§ **Okuma Metni**:
| Komisyon Adı | : | PLAN VE BÜTÇE KOMİSYONU |
| Konu | : | 2025 Yılı Merkezi Yönetim Bütçe Kanunu Teklifi (1/278) ve 2023 Yılı Merkezi Yönetim Kesin Hesap Kanun Teklifi (1/277) ile Sayıştay tezkereleri |
| Dönemi | : | 28 |
| Yasama Yılı | : | 3 |
| Tarih | : | 30 .10.2024 |
AYYÜCE TÜRKEŞ TAŞ (Adana) - Sayın Başkan, Sayın Cumhurbaşkanı Yardımcım, kıymetli bürokratlar, kıymetli milletvekili arkadaşlarım, değerli konuklarımız; hepinizi ben de saygıyla selamlıyorum.
2025 yılı bütçe görüşmelerimizin ülkemiz ve milletimiz için hayırlara vesile olmasını ben de diliyorum.
Konuşmama başlamadan önce, cumhuriyetimizin 101'inci yılını ben de kutlamak istiyorum. Bu vesileyle, başta Gazi Mustafa Kemal Atatürk olmak üzere, silah arkadaşlarına ve tüm şehitlerimize rahmet diliyorum. Allah bizleri bir kez daha bir kurtuluş mücadelesi vermek zorunda bırakmasın diyorum. Ne mutlu bize ki Türkiye Büyük Millet Meclisinin kutlu çatısı altında yüce Türk milletinin temsilcisi olarak bulunmaktayız. Oturduğumuz koltukların sorumluluğunu idrak ederek görev yapanlarımızın sayısı artsın ki egemenlik kayıtsız şartsız bu yüce milletin olsun.

Öğe sınırı kayıtları:
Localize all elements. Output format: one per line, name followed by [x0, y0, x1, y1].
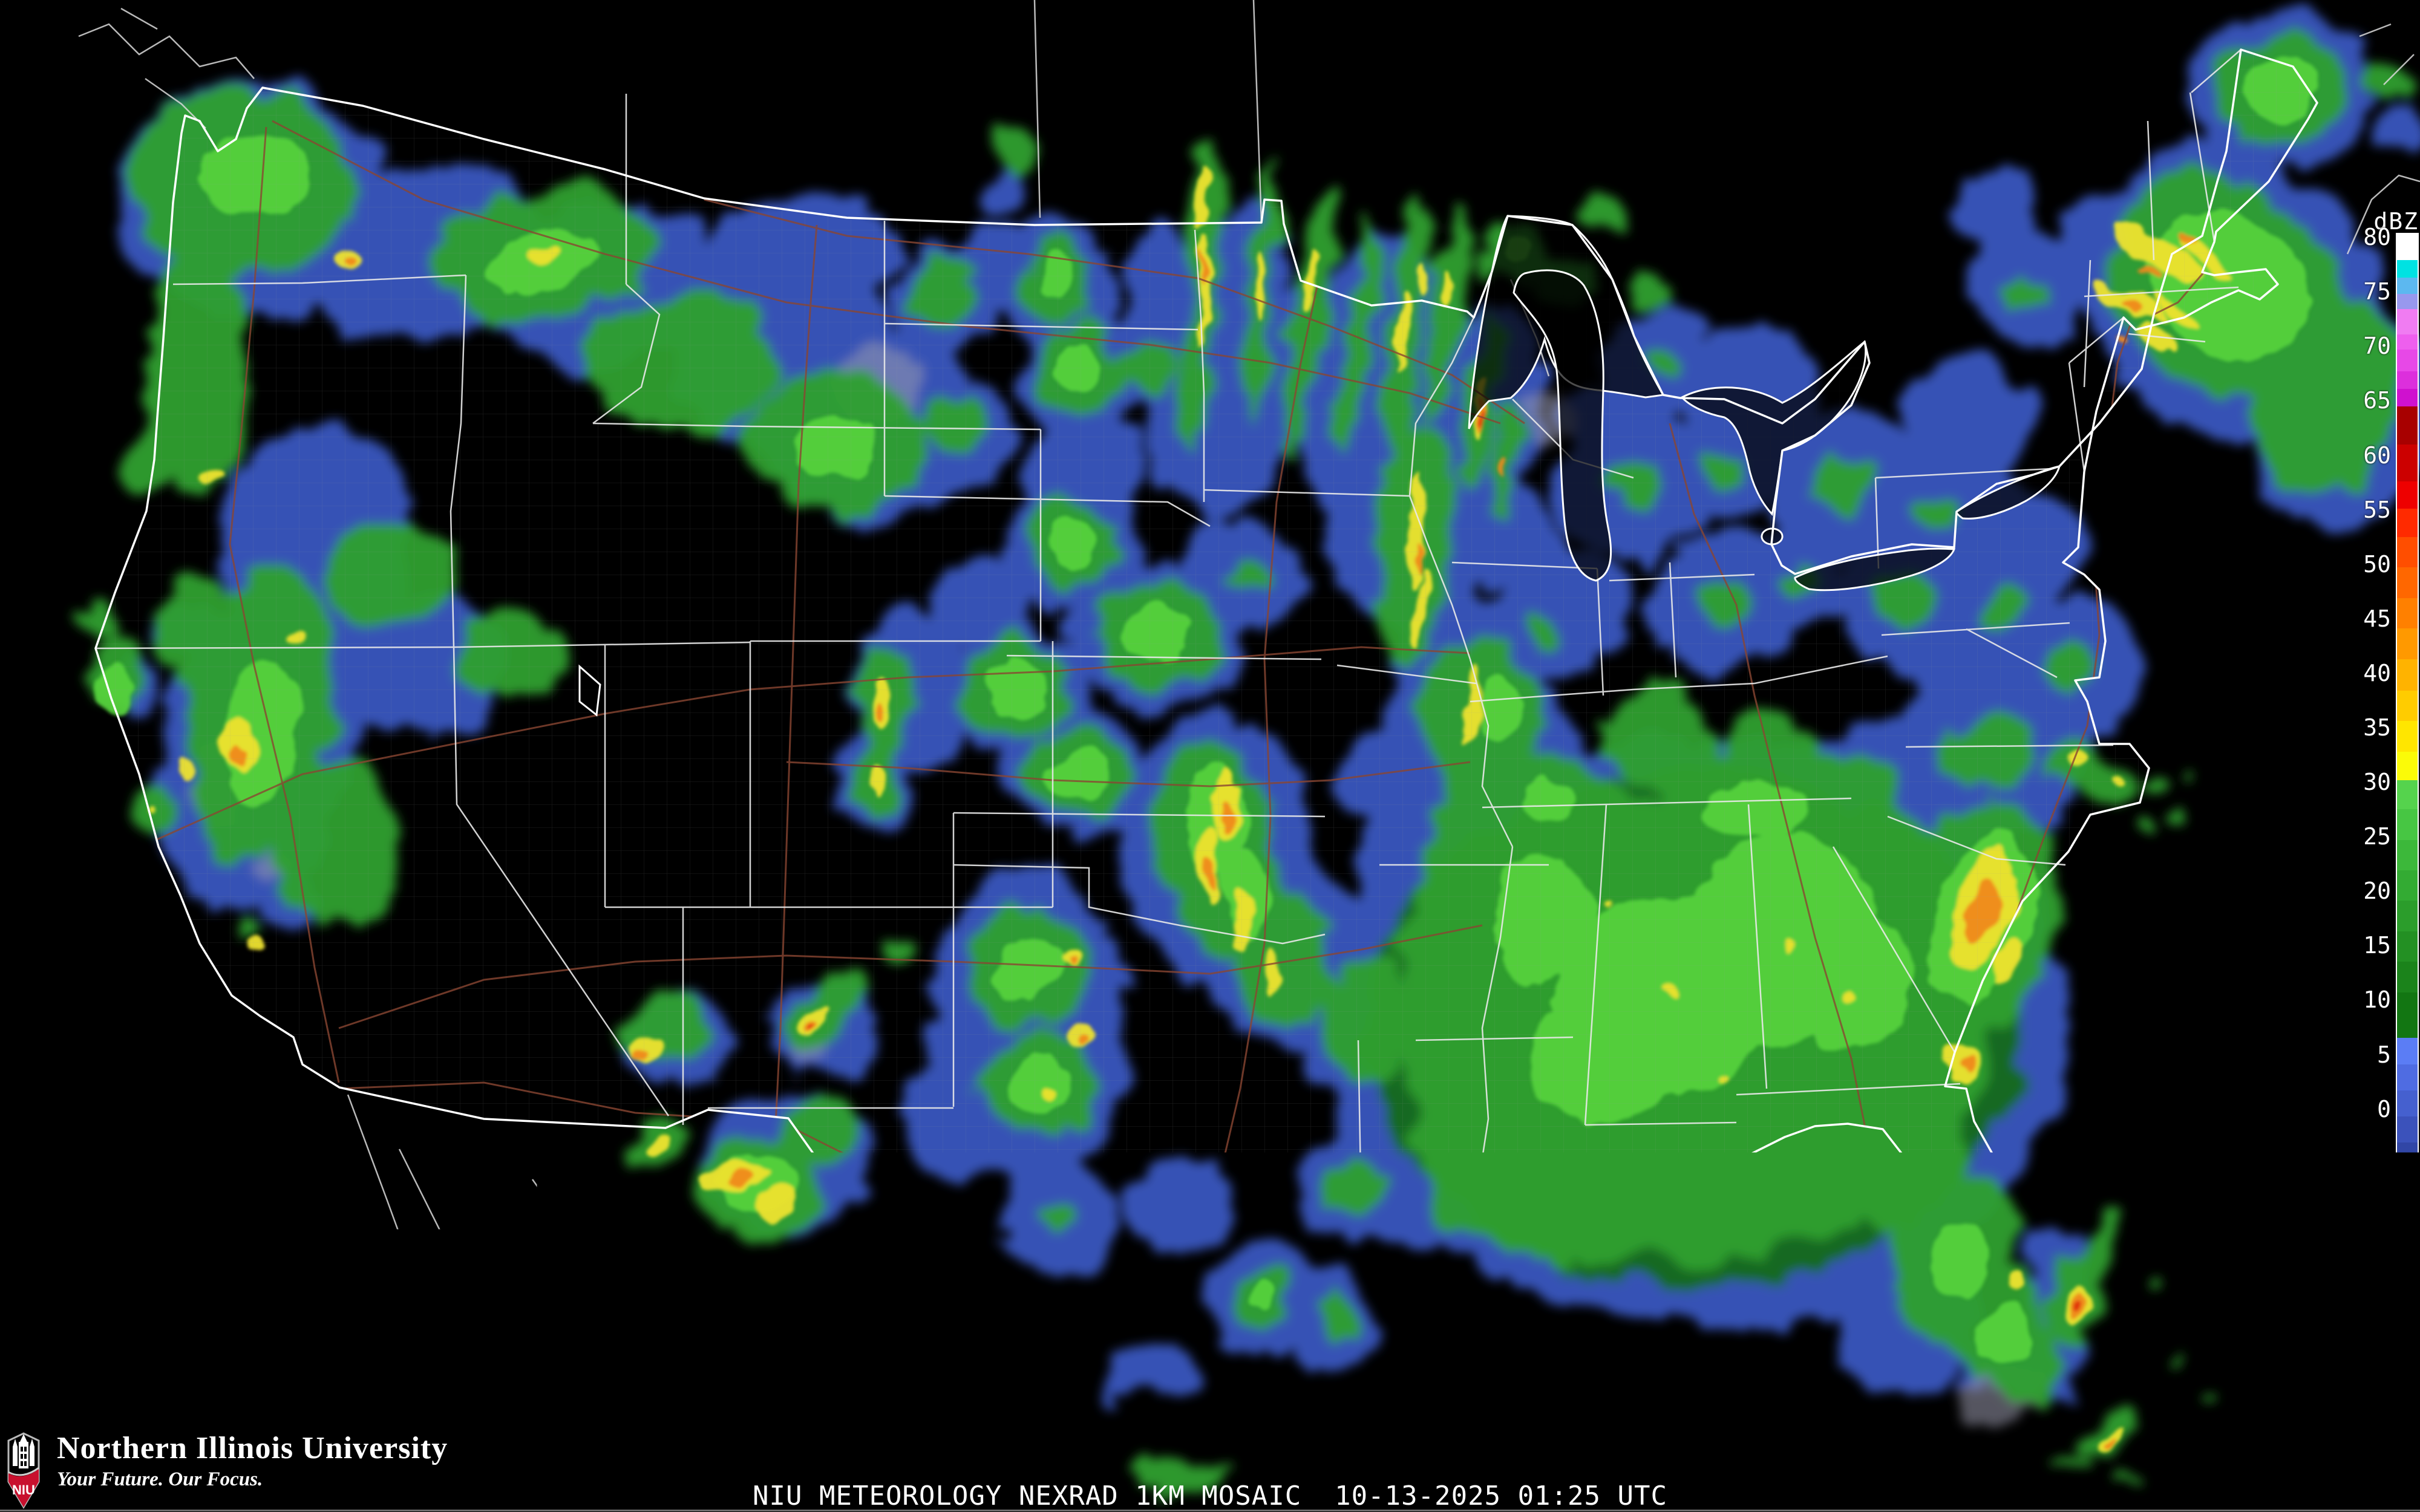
colorbar-label: -10 [2300, 1206, 2391, 1230]
radar-echo-cell [2076, 1299, 2084, 1314]
colorbar-label: 65 [2300, 388, 2391, 412]
colorbar-segment [2397, 840, 2418, 870]
colorbar-segment [2397, 962, 2418, 992]
colorbar-segment [2397, 809, 2418, 839]
colorbar-segment [2397, 752, 2418, 780]
colorbar-label: 5 [2300, 1043, 2391, 1067]
radar-echo-cell [1584, 198, 1635, 237]
radar-echo-cell [2170, 1349, 2186, 1361]
colorbar-segment [2397, 1337, 2418, 1365]
radar-echo-cell [2183, 769, 2197, 780]
colorbar-label: 30 [2300, 770, 2391, 794]
colorbar-label: 45 [2300, 607, 2391, 631]
colorbar-label: 80 [2300, 225, 2391, 249]
colorbar-label: 40 [2300, 661, 2391, 685]
radar-echo-cell [1961, 1057, 1972, 1072]
colorbar-segment [2397, 260, 2418, 278]
radar-echo-cell [2367, 57, 2418, 100]
colorbar-segment [2397, 481, 2418, 509]
colorbar-segment [2397, 1195, 2418, 1224]
colorbar-label: 70 [2300, 334, 2391, 358]
colorbar-label: -5 [2300, 1152, 2391, 1176]
colorbar-segment [2397, 931, 2418, 962]
niu-shield-icon: NIU [6, 1431, 41, 1510]
colorbar-segment [2397, 509, 2418, 537]
colorbar-segment [2397, 1365, 2418, 1393]
colorbar-segment [2397, 628, 2418, 659]
colorbar-label: 60 [2300, 443, 2391, 468]
colorbar-segment [2397, 1090, 2418, 1116]
colorbar-segment [2397, 294, 2418, 309]
logo-institution: Northern Illinois University [57, 1431, 448, 1466]
colorbar-segment [2397, 1252, 2418, 1280]
colorbar-segment [2397, 780, 2418, 810]
colorbar-label: -15 [2300, 1260, 2391, 1285]
radar-echo-cell [645, 1136, 664, 1153]
colorbar-segment [2397, 537, 2418, 567]
colorbar-segment [2397, 1038, 2418, 1064]
colorbar [2396, 233, 2419, 1459]
colorbar-segment [2397, 1167, 2418, 1181]
colorbar-segment [2397, 334, 2418, 350]
radar-echo-cell [2140, 816, 2156, 829]
colorbar-label: 10 [2300, 988, 2391, 1012]
colorbar-segment [2397, 1116, 2418, 1142]
colorbar-segment [2397, 445, 2418, 481]
colorbar-segment [2397, 1280, 2418, 1308]
colorbar-segment [2397, 406, 2418, 445]
colorbar-label: 0 [2300, 1097, 2391, 1121]
radar-echo-cell [2005, 272, 2049, 309]
colorbar-segment [2397, 992, 2418, 1038]
colorbar-segment [2397, 659, 2418, 691]
radar-map [0, 0, 2420, 1512]
radar-echo-cell [2145, 1276, 2163, 1289]
colorbar-segment [2397, 567, 2418, 598]
colorbar-segment [2397, 691, 2418, 721]
colorbar-label: 55 [2300, 498, 2391, 522]
radar-echo-cell [1911, 492, 1961, 536]
colorbar-label: 20 [2300, 879, 2391, 903]
radar-echo-cell [1814, 456, 1877, 512]
colorbar-segment [2397, 389, 2418, 406]
radar-mosaic-screen: dBZ 80 75 70 65 60 55 50 45 40 35 30 25 20 15 10 5 0 -5 -1… [0, 0, 2420, 1512]
colorbar-segment [2397, 1308, 2418, 1337]
radar-echo-cell [2169, 803, 2187, 818]
logo-tagline: Your Future. Our Focus. [57, 1467, 448, 1491]
radar-echo-cell [1630, 272, 1673, 308]
radar-echo-cell [1954, 172, 2039, 251]
radar-echo-cell [983, 175, 1025, 212]
colorbar-segment [2397, 1422, 2418, 1450]
radar-echo-cell [997, 129, 1036, 180]
colorbar-segment [2397, 1224, 2418, 1252]
colorbar-segment [2397, 371, 2418, 389]
colorbar-segment [2397, 1393, 2418, 1422]
shield-acronym: NIU [12, 1482, 35, 1497]
colorbar-segment [2397, 870, 2418, 901]
colorbar-label: -30 [2300, 1424, 2391, 1448]
colorbar-segment [2397, 598, 2418, 628]
colorbar-segment [2397, 278, 2418, 294]
colorbar-segment [2397, 1142, 2418, 1167]
colorbar-segment [2397, 721, 2418, 751]
colorbar-label: 75 [2300, 279, 2391, 304]
logo-text: Northern Illinois University Your Future… [57, 1431, 448, 1491]
colorbar-segment [2397, 350, 2418, 371]
niu-logo: NIU Northern Illinois University Your Fu… [6, 1431, 448, 1510]
colorbar-segment [2397, 1181, 2418, 1194]
colorbar-label: 35 [2300, 715, 2391, 740]
colorbar-segment [2397, 1450, 2418, 1478]
colorbar-label: -25 [2300, 1369, 2391, 1393]
colorbar-label: 25 [2300, 824, 2391, 849]
colorbar-label: 15 [2300, 933, 2391, 957]
colorbar-segment [2397, 234, 2418, 260]
radar-echo-cell [756, 1188, 795, 1222]
lake-outline [2003, 1251, 2035, 1277]
colorbar-label: 50 [2300, 552, 2391, 576]
bottom-border-line [0, 1510, 2420, 1511]
radar-echo-cell [2202, 1398, 2215, 1409]
colorbar-segment [2397, 309, 2418, 334]
colorbar-segment [2397, 901, 2418, 931]
colorbar-label: -20 [2300, 1315, 2391, 1339]
colorbar-segment [2397, 1064, 2418, 1090]
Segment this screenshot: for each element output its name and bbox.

§ **Yapılacak Görevler**:
1 > Plan ve Bütçe Komisyonundaki konuşmada "2025 yılı bütçe" sözleriyle başlayıp "yüce milletin olsun." sözleriyle biten bölümün tamamını yeniden yazın. Bu bölümde "kurtuluş mücadelesi" yerine "bağımsızlık mücadelesi" koyarak metni güncelleyin.
2 > Kayıtlarda "colorbar-label: -10 [2300, 1206, 2391, 1230]" geçen satırdan "colorbar-segment [2397, 659, 2418, 691]" geçen satıra kadar, iki uç da dahil olmak üzere bütün satırları Sıra ve Satır sütunlarıyla bir Markdown tablosu olarak düzenleyin. Boş satırları tabloya almayın.

§ **Eksiksiz Yanıtlar**:
1 >
2025 yılı bütçe görüşmelerimizin ülkemiz ve milletimiz için hayırlara vesile olmasını ben de diliyorum.
Konuşmama başlamadan önce, cumhuriyetimizin 101'inci yılını ben de kutlamak istiyorum. Bu vesileyle, başta Gazi Mustafa Kemal Atatürk olmak üzere, silah arkadaşlarına ve tüm şehitlerimize rahmet diliyorum. Allah bizleri bir kez daha bir bağımsızlık mücadelesi vermek zorunda bırakmasın diyorum. Ne mutlu bize ki Türkiye Büyük Millet Meclisinin kutlu çatısı altında yüce Türk milletinin temsilcisi olarak bulunmaktayız. Oturduğumuz koltukların sorumluluğunu idrak ederek görev yapanlarımızın sayısı artsın ki egemenlik kayıtsız şartsız bu yüce milletin olsun.

2 >
| Sıra | Satır |
|---|---|
| 1 | colorbar-label: -10 [2300, 1206, 2391, 1230] |
| 2 | radar-echo-cell [2076, 1299, 2084, 1314] |
| 3 | colorbar-label: 65 [2300, 388, 2391, 412] |
| 4 | colorbar-segment [2397, 840, 2418, 870] |
| 5 | colorbar-segment [2397, 962, 2418, 992] |
| 6 | colorbar-segment [2397, 809, 2418, 839] |
| 7 | colorbar-segment [2397, 752, 2418, 780] |
| 8 | colorbar-label: 5 [2300, 1043, 2391, 1067] |
| 9 | radar-echo-cell [1584, 198, 1635, 237] |
| 10 | radar-echo-cell [2170, 1349, 2186, 1361] |
| 11 | colorbar-segment [2397, 1337, 2418, 1365] |
| 12 | radar-echo-cell [2183, 769, 2197, 780] |
| 13 | colorbar-label: 30 [2300, 770, 2391, 794] |
| 14 | colorbar-label: 45 [2300, 607, 2391, 631] |
| 15 | colorbar-label: 80 [2300, 225, 2391, 249] |
| 16 | colorbar-label: 40 [2300, 661, 2391, 685] |
| 17 | radar-echo-cell [1961, 1057, 1972, 1072] |
| 18 | colorbar-segment [2397, 260, 2418, 278] |
| 19 | radar-echo-cell [2367, 57, 2418, 100] |
| 20 | colorbar-segment [2397, 481, 2418, 509] |
| 21 | colorbar-segment [2397, 1195, 2418, 1224] |
| 22 | colorbar-label: 70 [2300, 334, 2391, 358] |
| 23 | colorbar-label: -5 [2300, 1152, 2391, 1176] |
| 24 | colorbar-segment [2397, 931, 2418, 962] |
| 25 | niu-shield-icon: NIU [6, 1431, 41, 1510] |
| 26 | colorbar-segment [2397, 509, 2418, 537] |
| 27 | colorbar-segment [2397, 1365, 2418, 1393] |
| 28 | colorbar-segment [2397, 628, 2418, 659] |
| 29 | colorbar-label: 60 [2300, 443, 2391, 468] |
| 30 | colorbar-segment [2397, 1090, 2418, 1116] |
| 31 | colorbar-segment [2397, 294, 2418, 309] |
| 32 | logo-institution: Northern Illinois University [57, 1431, 448, 1466] |
| 33 | colorbar-segment [2397, 1252, 2418, 1280] |
| 34 | colorbar-segment [2397, 780, 2418, 810] |
| 35 | colorbar-label: -15 [2300, 1260, 2391, 1285] |
| 36 | radar-echo-cell [645, 1136, 664, 1153] |
| 37 | colorbar-segment [2397, 537, 2418, 567] |
| 38 | colorbar-segment [2397, 1038, 2418, 1064] |
| 39 | colorbar [2396, 233, 2419, 1459] |
| 40 | colorbar-segment [2397, 1167, 2418, 1181] |
| 41 | colorbar-segment [2397, 334, 2418, 350] |
| 42 | radar-echo-cell [2140, 816, 2156, 829] |
| 43 | colorbar-label: 10 [2300, 988, 2391, 1012] |
| 44 | colorbar-segment [2397, 1116, 2418, 1142] |
| 45 | colorbar-segment [2397, 445, 2418, 481] |
| 46 | colorbar-segment [2397, 1280, 2418, 1308] |
| 47 | colorbar-segment [2397, 406, 2418, 445] |
| 48 | colorbar-label: 0 [2300, 1097, 2391, 1121] |
| 49 | radar-echo-cell [2005, 272, 2049, 309] |
| 50 | colorbar-segment [2397, 992, 2418, 1038] |
| 51 | colorbar-segment [2397, 659, 2418, 691] |